Given problem:
Which lines of the records contain the string "chart", matching case exactly? Report each of those lines in full.
##### Dataset excerpts #####
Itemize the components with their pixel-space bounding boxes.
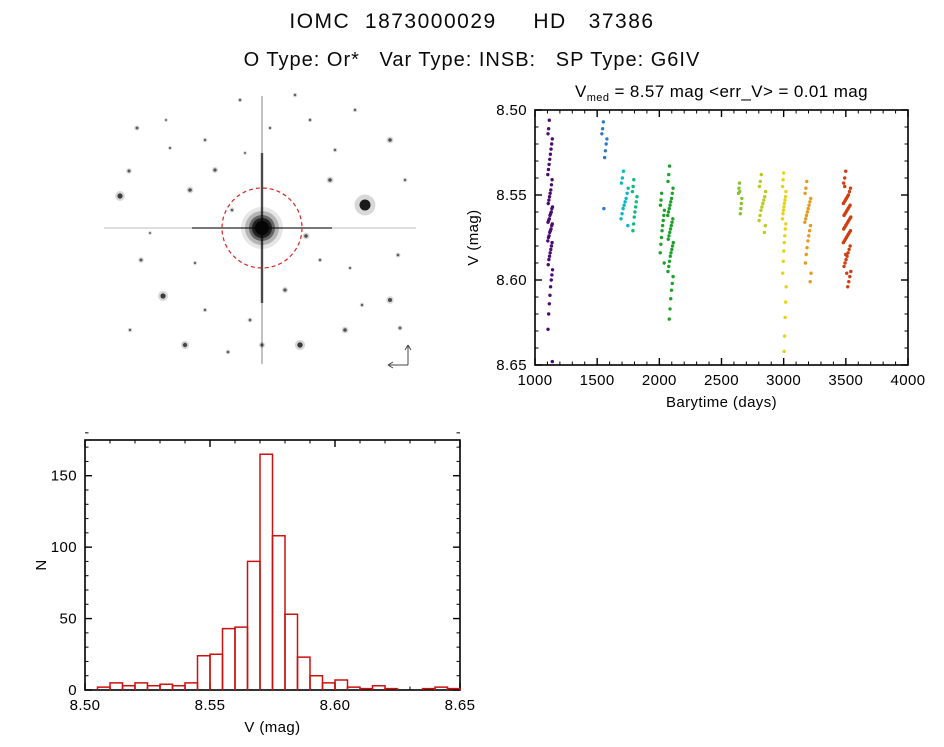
svg-text:8.60: 8.60 [496, 272, 527, 289]
svg-text:8.65: 8.65 [496, 357, 527, 374]
star-field-image [104, 92, 416, 369]
svg-text:V (mag): V (mag) [244, 719, 300, 736]
histogram-chart: 8.50 8.55 8.60 8.65 0 50 100 150 V (mag) N [33, 432, 476, 736]
page-title: IOMC 1873000029 HD 37386 [289, 10, 655, 33]
svg-text:8.55: 8.55 [496, 187, 527, 204]
lightcurve-chart: 1000 1500 2000 2500 3000 3500 4000 8.50 8.55 8.60… [465, 82, 926, 411]
svg-text:8.50: 8.50 [496, 102, 527, 119]
svg-text:1000: 1000 [518, 372, 553, 389]
svg-text:2000: 2000 [642, 372, 677, 389]
svg-text:8.60: 8.60 [320, 697, 351, 714]
svg-text:3500: 3500 [828, 372, 863, 389]
svg-text:8.65: 8.65 [445, 697, 476, 714]
svg-text:Barytime (days): Barytime (days) [666, 394, 777, 411]
svg-text:4000: 4000 [891, 372, 926, 389]
svg-text:100: 100 [51, 539, 77, 556]
svg-text:1500: 1500 [580, 372, 615, 389]
page-subtitle: O Type: Or* Var Type: INSB: SP Type: G6I… [243, 49, 701, 71]
svg-text:150: 150 [51, 468, 77, 485]
svg-text:N: N [33, 559, 50, 570]
svg-text:8.50: 8.50 [70, 697, 101, 714]
svg-text:3000: 3000 [766, 372, 801, 389]
svg-text:50: 50 [60, 611, 78, 628]
svg-text:V (mag): V (mag) [465, 209, 482, 265]
svg-text:0: 0 [68, 682, 77, 699]
svg-text:2500: 2500 [704, 372, 739, 389]
svg-text:8.55: 8.55 [195, 697, 226, 714]
svg-text:Vmed = 8.57 mag <err_V> = 0.01: Vmed = 8.57 mag <err_V> = 0.01 mag [575, 82, 868, 104]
#####
Exercise solution:
histogram-chart: 8.50 8.55 8.60 8.65 0 50 100 150 V (mag) N [33, 432, 476, 736]
lightcurve-chart: 1000 1500 2000 2500 3000 3500 4000 8.50 8.55 8.60… [465, 82, 926, 411]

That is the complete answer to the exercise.